— start Supplied entries —

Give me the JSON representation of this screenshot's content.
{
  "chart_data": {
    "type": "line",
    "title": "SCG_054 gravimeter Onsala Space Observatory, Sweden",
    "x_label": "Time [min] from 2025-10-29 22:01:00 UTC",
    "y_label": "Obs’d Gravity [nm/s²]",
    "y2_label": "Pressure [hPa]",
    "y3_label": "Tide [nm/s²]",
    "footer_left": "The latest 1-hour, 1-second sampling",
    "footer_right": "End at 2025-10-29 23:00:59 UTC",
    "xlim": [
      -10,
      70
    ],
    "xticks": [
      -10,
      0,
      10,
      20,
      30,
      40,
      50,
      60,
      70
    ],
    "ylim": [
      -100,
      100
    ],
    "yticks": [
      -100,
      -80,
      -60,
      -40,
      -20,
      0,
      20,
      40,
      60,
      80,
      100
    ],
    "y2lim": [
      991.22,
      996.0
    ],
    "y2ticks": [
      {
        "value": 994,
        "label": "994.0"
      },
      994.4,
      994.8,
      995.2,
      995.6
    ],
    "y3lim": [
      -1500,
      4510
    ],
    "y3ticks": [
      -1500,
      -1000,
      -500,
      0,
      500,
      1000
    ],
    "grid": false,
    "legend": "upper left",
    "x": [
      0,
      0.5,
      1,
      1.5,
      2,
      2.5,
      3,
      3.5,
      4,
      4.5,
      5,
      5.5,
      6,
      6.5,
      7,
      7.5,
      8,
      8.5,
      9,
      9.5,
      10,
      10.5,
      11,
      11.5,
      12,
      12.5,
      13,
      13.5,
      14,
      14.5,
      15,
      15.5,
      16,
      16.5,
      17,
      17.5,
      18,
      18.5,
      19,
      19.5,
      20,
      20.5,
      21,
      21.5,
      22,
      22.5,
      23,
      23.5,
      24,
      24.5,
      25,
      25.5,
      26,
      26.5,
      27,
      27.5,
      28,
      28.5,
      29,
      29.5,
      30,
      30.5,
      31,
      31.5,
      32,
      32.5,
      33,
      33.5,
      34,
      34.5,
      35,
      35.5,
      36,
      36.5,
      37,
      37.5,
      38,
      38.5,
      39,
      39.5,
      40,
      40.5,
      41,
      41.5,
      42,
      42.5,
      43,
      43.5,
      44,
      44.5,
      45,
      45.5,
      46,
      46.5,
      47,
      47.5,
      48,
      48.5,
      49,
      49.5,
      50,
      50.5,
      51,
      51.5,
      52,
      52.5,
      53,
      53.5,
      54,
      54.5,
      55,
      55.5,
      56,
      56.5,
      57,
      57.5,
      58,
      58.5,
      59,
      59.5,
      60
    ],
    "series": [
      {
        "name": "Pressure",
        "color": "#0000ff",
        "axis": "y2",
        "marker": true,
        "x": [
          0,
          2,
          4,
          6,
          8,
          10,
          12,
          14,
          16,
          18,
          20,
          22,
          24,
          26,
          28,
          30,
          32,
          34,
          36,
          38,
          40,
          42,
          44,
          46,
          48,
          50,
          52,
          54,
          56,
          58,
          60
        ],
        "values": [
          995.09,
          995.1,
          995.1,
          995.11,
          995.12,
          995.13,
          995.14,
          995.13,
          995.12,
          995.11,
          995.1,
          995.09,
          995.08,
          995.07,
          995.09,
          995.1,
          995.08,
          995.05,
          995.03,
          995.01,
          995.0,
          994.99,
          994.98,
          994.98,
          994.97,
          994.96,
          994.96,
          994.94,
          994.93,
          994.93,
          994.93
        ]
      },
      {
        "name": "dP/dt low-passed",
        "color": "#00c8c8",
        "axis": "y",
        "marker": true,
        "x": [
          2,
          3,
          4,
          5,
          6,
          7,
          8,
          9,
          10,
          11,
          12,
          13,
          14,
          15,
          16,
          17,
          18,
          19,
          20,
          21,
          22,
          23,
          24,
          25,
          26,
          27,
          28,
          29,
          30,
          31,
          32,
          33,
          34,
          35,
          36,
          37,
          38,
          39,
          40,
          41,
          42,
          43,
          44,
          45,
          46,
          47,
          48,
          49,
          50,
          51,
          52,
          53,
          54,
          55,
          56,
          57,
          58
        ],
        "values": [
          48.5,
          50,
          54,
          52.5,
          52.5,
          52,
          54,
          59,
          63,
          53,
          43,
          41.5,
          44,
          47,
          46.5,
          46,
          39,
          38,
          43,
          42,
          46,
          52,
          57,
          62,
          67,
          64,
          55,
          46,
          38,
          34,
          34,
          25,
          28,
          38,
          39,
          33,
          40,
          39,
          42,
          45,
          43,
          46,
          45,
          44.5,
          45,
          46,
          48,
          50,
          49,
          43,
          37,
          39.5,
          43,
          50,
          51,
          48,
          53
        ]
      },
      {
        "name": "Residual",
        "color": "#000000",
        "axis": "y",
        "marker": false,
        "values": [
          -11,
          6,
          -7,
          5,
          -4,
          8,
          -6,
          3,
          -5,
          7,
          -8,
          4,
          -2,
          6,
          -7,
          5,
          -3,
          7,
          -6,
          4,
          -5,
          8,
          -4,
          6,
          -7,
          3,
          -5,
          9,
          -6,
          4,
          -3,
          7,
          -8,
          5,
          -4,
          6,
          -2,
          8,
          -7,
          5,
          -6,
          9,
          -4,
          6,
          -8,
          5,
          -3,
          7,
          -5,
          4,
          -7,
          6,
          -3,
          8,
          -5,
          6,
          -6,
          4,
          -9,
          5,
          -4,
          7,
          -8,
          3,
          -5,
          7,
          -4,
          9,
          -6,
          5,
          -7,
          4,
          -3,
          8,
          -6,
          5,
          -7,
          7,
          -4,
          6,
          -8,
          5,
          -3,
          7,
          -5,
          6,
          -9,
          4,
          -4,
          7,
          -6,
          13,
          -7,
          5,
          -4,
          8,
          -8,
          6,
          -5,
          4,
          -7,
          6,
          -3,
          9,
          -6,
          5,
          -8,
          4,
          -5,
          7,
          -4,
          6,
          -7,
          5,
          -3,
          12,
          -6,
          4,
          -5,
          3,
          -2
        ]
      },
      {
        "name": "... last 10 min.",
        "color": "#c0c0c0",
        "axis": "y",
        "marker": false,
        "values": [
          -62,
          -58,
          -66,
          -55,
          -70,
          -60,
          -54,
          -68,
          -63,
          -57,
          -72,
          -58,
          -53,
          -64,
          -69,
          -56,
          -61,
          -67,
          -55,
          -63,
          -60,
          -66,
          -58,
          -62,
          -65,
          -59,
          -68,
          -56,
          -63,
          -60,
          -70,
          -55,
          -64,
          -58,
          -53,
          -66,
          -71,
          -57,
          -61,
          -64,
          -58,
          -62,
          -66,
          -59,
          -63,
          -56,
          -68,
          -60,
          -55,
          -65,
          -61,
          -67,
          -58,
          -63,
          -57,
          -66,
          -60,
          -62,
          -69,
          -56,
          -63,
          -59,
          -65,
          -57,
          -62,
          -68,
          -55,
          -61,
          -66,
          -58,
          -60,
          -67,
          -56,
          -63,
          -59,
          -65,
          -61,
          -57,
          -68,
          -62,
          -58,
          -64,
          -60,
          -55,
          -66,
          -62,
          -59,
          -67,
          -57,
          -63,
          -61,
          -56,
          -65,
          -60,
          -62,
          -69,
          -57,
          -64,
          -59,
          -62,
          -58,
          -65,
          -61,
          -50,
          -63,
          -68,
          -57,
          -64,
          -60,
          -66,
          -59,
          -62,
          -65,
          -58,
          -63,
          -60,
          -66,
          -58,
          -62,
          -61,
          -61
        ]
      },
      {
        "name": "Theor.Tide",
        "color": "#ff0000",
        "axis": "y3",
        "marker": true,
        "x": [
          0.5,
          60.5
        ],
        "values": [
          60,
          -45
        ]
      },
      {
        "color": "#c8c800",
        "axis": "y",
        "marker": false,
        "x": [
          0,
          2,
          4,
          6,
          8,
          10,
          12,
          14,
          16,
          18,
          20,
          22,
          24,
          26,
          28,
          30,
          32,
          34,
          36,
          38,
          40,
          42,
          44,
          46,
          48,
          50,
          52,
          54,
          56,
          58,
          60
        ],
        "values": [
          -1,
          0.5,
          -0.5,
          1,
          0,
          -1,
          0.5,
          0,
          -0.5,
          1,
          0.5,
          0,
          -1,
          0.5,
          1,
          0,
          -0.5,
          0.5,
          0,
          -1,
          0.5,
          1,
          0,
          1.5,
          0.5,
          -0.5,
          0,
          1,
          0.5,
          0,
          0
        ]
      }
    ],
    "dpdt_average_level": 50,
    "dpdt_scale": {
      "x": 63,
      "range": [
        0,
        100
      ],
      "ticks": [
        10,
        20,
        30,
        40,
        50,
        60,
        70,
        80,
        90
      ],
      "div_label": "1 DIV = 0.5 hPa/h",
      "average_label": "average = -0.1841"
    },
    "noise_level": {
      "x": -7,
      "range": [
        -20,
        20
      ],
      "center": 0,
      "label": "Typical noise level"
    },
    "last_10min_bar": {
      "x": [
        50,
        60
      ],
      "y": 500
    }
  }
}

— end Supplied entries —

Say how many lines in this material hold "color", and say nothing else.

6